▸ **BRIEF**: Restate the full set of records exactly, without adding or dropping a word.

▸ **STORED ROWS**:
****************

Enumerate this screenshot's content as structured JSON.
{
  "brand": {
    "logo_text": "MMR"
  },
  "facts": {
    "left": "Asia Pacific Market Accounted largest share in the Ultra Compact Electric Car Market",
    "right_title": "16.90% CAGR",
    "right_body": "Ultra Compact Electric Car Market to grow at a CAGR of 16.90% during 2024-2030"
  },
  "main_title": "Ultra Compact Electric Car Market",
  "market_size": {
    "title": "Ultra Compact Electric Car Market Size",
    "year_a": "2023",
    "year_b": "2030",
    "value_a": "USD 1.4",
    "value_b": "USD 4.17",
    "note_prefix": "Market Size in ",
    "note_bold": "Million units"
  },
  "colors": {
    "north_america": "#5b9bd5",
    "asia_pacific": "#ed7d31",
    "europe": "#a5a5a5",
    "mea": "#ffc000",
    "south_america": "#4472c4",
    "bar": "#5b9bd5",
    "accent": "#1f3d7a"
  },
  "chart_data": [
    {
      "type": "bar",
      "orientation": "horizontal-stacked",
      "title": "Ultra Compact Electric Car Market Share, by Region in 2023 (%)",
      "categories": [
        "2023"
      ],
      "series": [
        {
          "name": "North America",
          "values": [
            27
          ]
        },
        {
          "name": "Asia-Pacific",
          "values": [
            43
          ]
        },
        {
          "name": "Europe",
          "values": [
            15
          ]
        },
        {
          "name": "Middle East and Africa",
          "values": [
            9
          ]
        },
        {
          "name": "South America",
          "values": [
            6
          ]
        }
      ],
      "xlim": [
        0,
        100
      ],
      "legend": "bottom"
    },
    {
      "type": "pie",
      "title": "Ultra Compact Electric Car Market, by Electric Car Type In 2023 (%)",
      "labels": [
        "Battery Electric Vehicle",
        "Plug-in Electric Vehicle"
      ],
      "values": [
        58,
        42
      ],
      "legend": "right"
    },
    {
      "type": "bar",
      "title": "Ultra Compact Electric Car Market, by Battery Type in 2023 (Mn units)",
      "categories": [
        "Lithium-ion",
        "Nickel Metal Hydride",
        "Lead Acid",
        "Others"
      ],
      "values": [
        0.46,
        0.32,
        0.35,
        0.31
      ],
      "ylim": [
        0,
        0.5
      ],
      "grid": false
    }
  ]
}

****************

▸ **WRITTEN RESPONSE**:
Enumerate this screenshot's content as structured JSON.
{
  "brand": {
    "logo_text": "MMR"
  },
  "facts": {
    "left": "Asia Pacific Market Accounted largest share in the Ultra Compact Electric Car Market",
    "right_title": "16.90% CAGR",
    "right_body": "Ultra Compact Electric Car Market to grow at a CAGR of 16.90% during 2024-2030"
  },
  "main_title": "Ultra Compact Electric Car Market",
  "market_size": {
    "title": "Ultra Compact Electric Car Market Size",
    "year_a": "2023",
    "year_b": "2030",
    "value_a": "USD 1.4",
    "value_b": "USD 4.17",
    "note_prefix": "Market Size in ",
    "note_bold": "Million units"
  },
  "colors": {
    "north_america": "#5b9bd5",
    "asia_pacific": "#ed7d31",
    "europe": "#a5a5a5",
    "mea": "#ffc000",
    "south_america": "#4472c4",
    "bar": "#5b9bd5",
    "accent": "#1f3d7a"
  },
  "chart_data": [
    {
      "type": "bar",
      "orientation": "horizontal-stacked",
      "title": "Ultra Compact Electric Car Market Share, by Region in 2023 (%)",
      "categories": [
        "2023"
      ],
      "series": [
        {
          "name": "North America",
          "values": [
            27
          ]
        },
        {
          "name": "Asia-Pacific",
          "values": [
            43
          ]
        },
        {
          "name": "Europe",
          "values": [
            15
          ]
        },
        {
          "name": "Middle East and Africa",
          "values": [
            9
          ]
        },
        {
          "name": "South America",
          "values": [
            6
          ]
        }
      ],
      "xlim": [
        0,
        100
      ],
      "legend": "bottom"
    },
    {
      "type": "pie",
      "title": "Ultra Compact Electric Car Market, by Electric Car Type In 2023 (%)",
      "labels": [
        "Battery Electric Vehicle",
        "Plug-in Electric Vehicle"
      ],
      "values": [
        58,
        42
      ],
      "legend": "right"
    },
    {
      "type": "bar",
      "title": "Ultra Compact Electric Car Market, by Battery Type in 2023 (Mn units)",
      "categories": [
        "Lithium-ion",
        "Nickel Metal Hydride",
        "Lead Acid",
        "Others"
      ],
      "values": [
        0.46,
        0.32,
        0.35,
        0.31
      ],
      "ylim": [
        0,
        0.5
      ],
      "grid": false
    }
  ]
}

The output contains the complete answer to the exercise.